# [Given records]
──────────

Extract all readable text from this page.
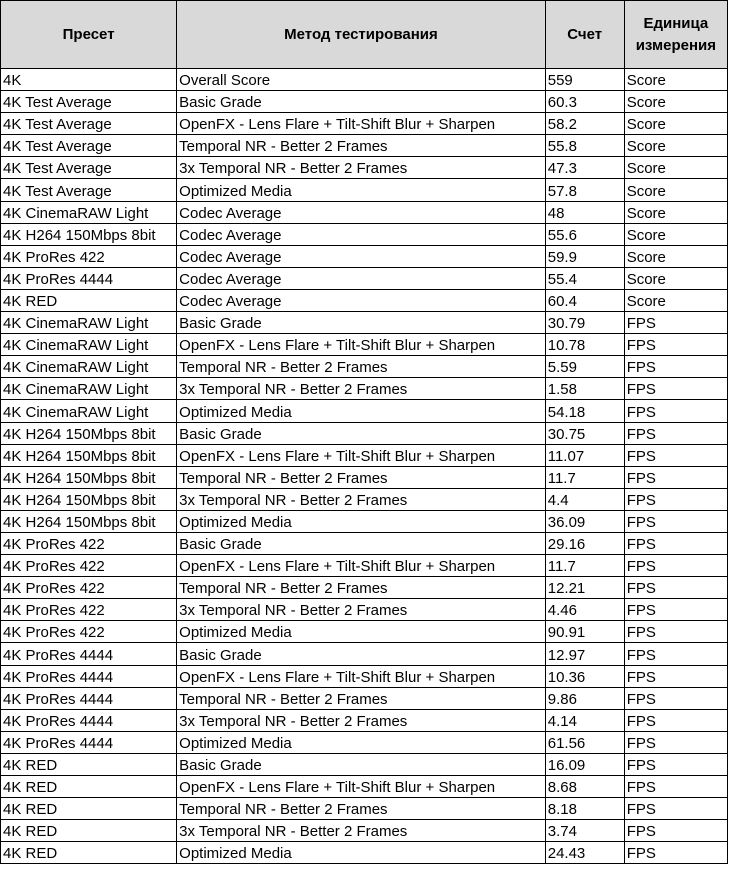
Пресет	Метод тестирования	Счет	Единица измерения
4K	Overall Score	559	Score
4K Test Average	Basic Grade	60.3	Score
4K Test Average	OpenFX - Lens Flare + Tilt-Shift Blur + Sharpen	58.2	Score
4K Test Average	Temporal NR - Better 2 Frames	55.8	Score
4K Test Average	3x Temporal NR - Better 2 Frames	47.3	Score
4K Test Average	Optimized Media	57.8	Score
4K CinemaRAW Light	Codec Average	48	Score
4K H264 150Mbps 8bit	Codec Average	55.6	Score
4K ProRes 422	Codec Average	59.9	Score
4K ProRes 4444	Codec Average	55.4	Score
4K RED	Codec Average	60.4	Score
4K CinemaRAW Light	Basic Grade	30.79	FPS
4K CinemaRAW Light	OpenFX - Lens Flare + Tilt-Shift Blur + Sharpen	10.78	FPS
4K CinemaRAW Light	Temporal NR - Better 2 Frames	5.59	FPS
4K CinemaRAW Light	3x Temporal NR - Better 2 Frames	1.58	FPS
4K CinemaRAW Light	Optimized Media	54.18	FPS
4K H264 150Mbps 8bit	Basic Grade	30.75	FPS
4K H264 150Mbps 8bit	OpenFX - Lens Flare + Tilt-Shift Blur + Sharpen	11.07	FPS
4K H264 150Mbps 8bit	Temporal NR - Better 2 Frames	11.7	FPS
4K H264 150Mbps 8bit	3x Temporal NR - Better 2 Frames	4.4	FPS
4K H264 150Mbps 8bit	Optimized Media	36.09	FPS
4K ProRes 422	Basic Grade	29.16	FPS
4K ProRes 422	OpenFX - Lens Flare + Tilt-Shift Blur + Sharpen	11.7	FPS
4K ProRes 422	Temporal NR - Better 2 Frames	12.21	FPS
4K ProRes 422	3x Temporal NR - Better 2 Frames	4.46	FPS
4K ProRes 422	Optimized Media	90.91	FPS
4K ProRes 4444	Basic Grade	12.97	FPS
4K ProRes 4444	OpenFX - Lens Flare + Tilt-Shift Blur + Sharpen	10.36	FPS
4K ProRes 4444	Temporal NR - Better 2 Frames	9.86	FPS
4K ProRes 4444	3x Temporal NR - Better 2 Frames	4.14	FPS
4K ProRes 4444	Optimized Media	61.56	FPS
4K RED	Basic Grade	16.09	FPS
4K RED	OpenFX - Lens Flare + Tilt-Shift Blur + Sharpen	8.68	FPS
4K RED	Temporal NR - Better 2 Frames	8.18	FPS
4K RED	3x Temporal NR - Better 2 Frames	3.74	FPS
4K RED	Optimized Media	24.43	FPS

──────────

# [Problem requirements]
Say the number of lines in the listing that hold "Grade", with no added words.

# [Output of the task]
6